_Set task:_ Reproduce the records below exactly as they appear.

START

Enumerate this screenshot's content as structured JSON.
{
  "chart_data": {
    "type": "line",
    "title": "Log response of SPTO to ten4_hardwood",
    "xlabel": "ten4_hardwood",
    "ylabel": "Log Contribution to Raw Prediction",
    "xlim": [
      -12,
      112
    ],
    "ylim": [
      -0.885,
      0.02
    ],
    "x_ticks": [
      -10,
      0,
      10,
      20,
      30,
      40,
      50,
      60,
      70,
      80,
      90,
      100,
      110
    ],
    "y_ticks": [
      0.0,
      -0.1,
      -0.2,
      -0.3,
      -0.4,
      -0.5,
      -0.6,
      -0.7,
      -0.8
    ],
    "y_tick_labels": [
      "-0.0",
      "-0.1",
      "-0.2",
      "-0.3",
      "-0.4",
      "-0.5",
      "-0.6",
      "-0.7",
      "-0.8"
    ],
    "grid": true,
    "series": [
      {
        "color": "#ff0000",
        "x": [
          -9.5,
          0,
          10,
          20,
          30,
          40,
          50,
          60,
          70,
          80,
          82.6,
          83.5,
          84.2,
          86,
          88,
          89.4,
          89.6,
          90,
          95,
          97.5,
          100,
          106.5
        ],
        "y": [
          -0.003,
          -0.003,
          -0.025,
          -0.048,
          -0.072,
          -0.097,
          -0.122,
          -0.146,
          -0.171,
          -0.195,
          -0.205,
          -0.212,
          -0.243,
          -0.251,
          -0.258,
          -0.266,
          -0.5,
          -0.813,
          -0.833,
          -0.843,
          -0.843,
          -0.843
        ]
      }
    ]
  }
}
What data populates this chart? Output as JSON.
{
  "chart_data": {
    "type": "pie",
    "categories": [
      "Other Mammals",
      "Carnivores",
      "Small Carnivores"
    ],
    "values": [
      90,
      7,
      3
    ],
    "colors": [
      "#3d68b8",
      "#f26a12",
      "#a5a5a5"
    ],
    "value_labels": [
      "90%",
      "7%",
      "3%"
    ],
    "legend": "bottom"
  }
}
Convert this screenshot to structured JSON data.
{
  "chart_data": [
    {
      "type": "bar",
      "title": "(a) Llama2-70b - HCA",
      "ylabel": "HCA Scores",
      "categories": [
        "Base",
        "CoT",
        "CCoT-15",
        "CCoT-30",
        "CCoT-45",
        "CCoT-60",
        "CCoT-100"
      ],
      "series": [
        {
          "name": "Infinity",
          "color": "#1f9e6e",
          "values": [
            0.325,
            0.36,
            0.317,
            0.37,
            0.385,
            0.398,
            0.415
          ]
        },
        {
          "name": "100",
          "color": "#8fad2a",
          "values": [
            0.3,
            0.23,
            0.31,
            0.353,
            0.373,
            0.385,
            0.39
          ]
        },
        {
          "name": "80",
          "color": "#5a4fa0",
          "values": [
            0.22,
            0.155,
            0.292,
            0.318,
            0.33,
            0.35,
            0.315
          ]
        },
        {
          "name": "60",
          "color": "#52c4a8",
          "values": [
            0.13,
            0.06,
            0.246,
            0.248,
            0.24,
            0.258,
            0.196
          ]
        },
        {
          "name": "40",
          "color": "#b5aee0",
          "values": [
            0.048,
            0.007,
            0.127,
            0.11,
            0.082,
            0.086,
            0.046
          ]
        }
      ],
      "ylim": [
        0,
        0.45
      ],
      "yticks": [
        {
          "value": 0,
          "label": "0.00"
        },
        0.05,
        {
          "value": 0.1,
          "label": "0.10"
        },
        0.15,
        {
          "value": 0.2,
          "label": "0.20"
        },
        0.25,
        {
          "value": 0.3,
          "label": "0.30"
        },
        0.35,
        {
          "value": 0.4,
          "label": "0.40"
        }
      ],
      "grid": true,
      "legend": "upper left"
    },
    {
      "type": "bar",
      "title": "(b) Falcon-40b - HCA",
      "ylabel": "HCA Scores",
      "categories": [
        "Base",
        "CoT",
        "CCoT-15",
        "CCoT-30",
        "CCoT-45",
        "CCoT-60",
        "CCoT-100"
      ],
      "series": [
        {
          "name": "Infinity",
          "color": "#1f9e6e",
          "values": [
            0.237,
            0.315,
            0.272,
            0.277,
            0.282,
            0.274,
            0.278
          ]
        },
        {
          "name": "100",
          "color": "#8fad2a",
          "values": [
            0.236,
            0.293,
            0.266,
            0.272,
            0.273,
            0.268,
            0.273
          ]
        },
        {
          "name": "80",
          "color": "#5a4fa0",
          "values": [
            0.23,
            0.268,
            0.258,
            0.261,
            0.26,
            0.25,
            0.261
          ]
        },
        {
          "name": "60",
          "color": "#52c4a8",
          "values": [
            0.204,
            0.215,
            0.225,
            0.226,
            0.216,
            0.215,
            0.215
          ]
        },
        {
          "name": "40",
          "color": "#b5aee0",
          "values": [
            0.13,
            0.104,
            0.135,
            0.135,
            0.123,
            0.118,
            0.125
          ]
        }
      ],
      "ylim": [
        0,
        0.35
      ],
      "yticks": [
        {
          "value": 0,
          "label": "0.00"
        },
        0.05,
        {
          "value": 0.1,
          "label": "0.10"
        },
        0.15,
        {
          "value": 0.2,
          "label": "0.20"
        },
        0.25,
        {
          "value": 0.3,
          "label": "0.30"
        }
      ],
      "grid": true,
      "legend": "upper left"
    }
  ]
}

END

_Worked answer:_
Enumerate this screenshot's content as structured JSON.
{
  "chart_data": {
    "type": "line",
    "title": "Log response of SPTO to ten4_hardwood",
    "xlabel": "ten4_hardwood",
    "ylabel": "Log Contribution to Raw Prediction",
    "xlim": [
      -12,
      112
    ],
    "ylim": [
      -0.885,
      0.02
    ],
    "x_ticks": [
      -10,
      0,
      10,
      20,
      30,
      40,
      50,
      60,
      70,
      80,
      90,
      100,
      110
    ],
    "y_ticks": [
      0.0,
      -0.1,
      -0.2,
      -0.3,
      -0.4,
      -0.5,
      -0.6,
      -0.7,
      -0.8
    ],
    "y_tick_labels": [
      "-0.0",
      "-0.1",
      "-0.2",
      "-0.3",
      "-0.4",
      "-0.5",
      "-0.6",
      "-0.7",
      "-0.8"
    ],
    "grid": true,
    "series": [
      {
        "color": "#ff0000",
        "x": [
          -9.5,
          0,
          10,
          20,
          30,
          40,
          50,
          60,
          70,
          80,
          82.6,
          83.5,
          84.2,
          86,
          88,
          89.4,
          89.6,
          90,
          95,
          97.5,
          100,
          106.5
        ],
        "y": [
          -0.003,
          -0.003,
          -0.025,
          -0.048,
          -0.072,
          -0.097,
          -0.122,
          -0.146,
          -0.171,
          -0.195,
          -0.205,
          -0.212,
          -0.243,
          -0.251,
          -0.258,
          -0.266,
          -0.5,
          -0.813,
          -0.833,
          -0.843,
          -0.843,
          -0.843
        ]
      }
    ]
  }
}
What data populates this chart? Output as JSON.
{
  "chart_data": {
    "type": "pie",
    "categories": [
      "Other Mammals",
      "Carnivores",
      "Small Carnivores"
    ],
    "values": [
      90,
      7,
      3
    ],
    "colors": [
      "#3d68b8",
      "#f26a12",
      "#a5a5a5"
    ],
    "value_labels": [
      "90%",
      "7%",
      "3%"
    ],
    "legend": "bottom"
  }
}
Convert this screenshot to structured JSON data.
{
  "chart_data": [
    {
      "type": "bar",
      "title": "(a) Llama2-70b - HCA",
      "ylabel": "HCA Scores",
      "categories": [
        "Base",
        "CoT",
        "CCoT-15",
        "CCoT-30",
        "CCoT-45",
        "CCoT-60",
        "CCoT-100"
      ],
      "series": [
        {
          "name": "Infinity",
          "color": "#1f9e6e",
          "values": [
            0.325,
            0.36,
            0.317,
            0.37,
            0.385,
            0.398,
            0.415
          ]
        },
        {
          "name": "100",
          "color": "#8fad2a",
          "values": [
            0.3,
            0.23,
            0.31,
            0.353,
            0.373,
            0.385,
            0.39
          ]
        },
        {
          "name": "80",
          "color": "#5a4fa0",
          "values": [
            0.22,
            0.155,
            0.292,
            0.318,
            0.33,
            0.35,
            0.315
          ]
        },
        {
          "name": "60",
          "color": "#52c4a8",
          "values": [
            0.13,
            0.06,
            0.246,
            0.248,
            0.24,
            0.258,
            0.196
          ]
        },
        {
          "name": "40",
          "color": "#b5aee0",
          "values": [
            0.048,
            0.007,
            0.127,
            0.11,
            0.082,
            0.086,
            0.046
          ]
        }
      ],
      "ylim": [
        0,
        0.45
      ],
      "yticks": [
        {
          "value": 0,
          "label": "0.00"
        },
        0.05,
        {
          "value": 0.1,
          "label": "0.10"
        },
        0.15,
        {
          "value": 0.2,
          "label": "0.20"
        },
        0.25,
        {
          "value": 0.3,
          "label": "0.30"
        },
        0.35,
        {
          "value": 0.4,
          "label": "0.40"
        }
      ],
      "grid": true,
      "legend": "upper left"
    },
    {
      "type": "bar",
      "title": "(b) Falcon-40b - HCA",
      "ylabel": "HCA Scores",
      "categories": [
        "Base",
        "CoT",
        "CCoT-15",
        "CCoT-30",
        "CCoT-45",
        "CCoT-60",
        "CCoT-100"
      ],
      "series": [
        {
          "name": "Infinity",
          "color": "#1f9e6e",
          "values": [
            0.237,
            0.315,
            0.272,
            0.277,
            0.282,
            0.274,
            0.278
          ]
        },
        {
          "name": "100",
          "color": "#8fad2a",
          "values": [
            0.236,
            0.293,
            0.266,
            0.272,
            0.273,
            0.268,
            0.273
          ]
        },
        {
          "name": "80",
          "color": "#5a4fa0",
          "values": [
            0.23,
            0.268,
            0.258,
            0.261,
            0.26,
            0.25,
            0.261
          ]
        },
        {
          "name": "60",
          "color": "#52c4a8",
          "values": [
            0.204,
            0.215,
            0.225,
            0.226,
            0.216,
            0.215,
            0.215
          ]
        },
        {
          "name": "40",
          "color": "#b5aee0",
          "values": [
            0.13,
            0.104,
            0.135,
            0.135,
            0.123,
            0.118,
            0.125
          ]
        }
      ],
      "ylim": [
        0,
        0.35
      ],
      "yticks": [
        {
          "value": 0,
          "label": "0.00"
        },
        0.05,
        {
          "value": 0.1,
          "label": "0.10"
        },
        0.15,
        {
          "value": 0.2,
          "label": "0.20"
        },
        0.25,
        {
          "value": 0.3,
          "label": "0.30"
        }
      ],
      "grid": true,
      "legend": "upper left"
    }
  ]
}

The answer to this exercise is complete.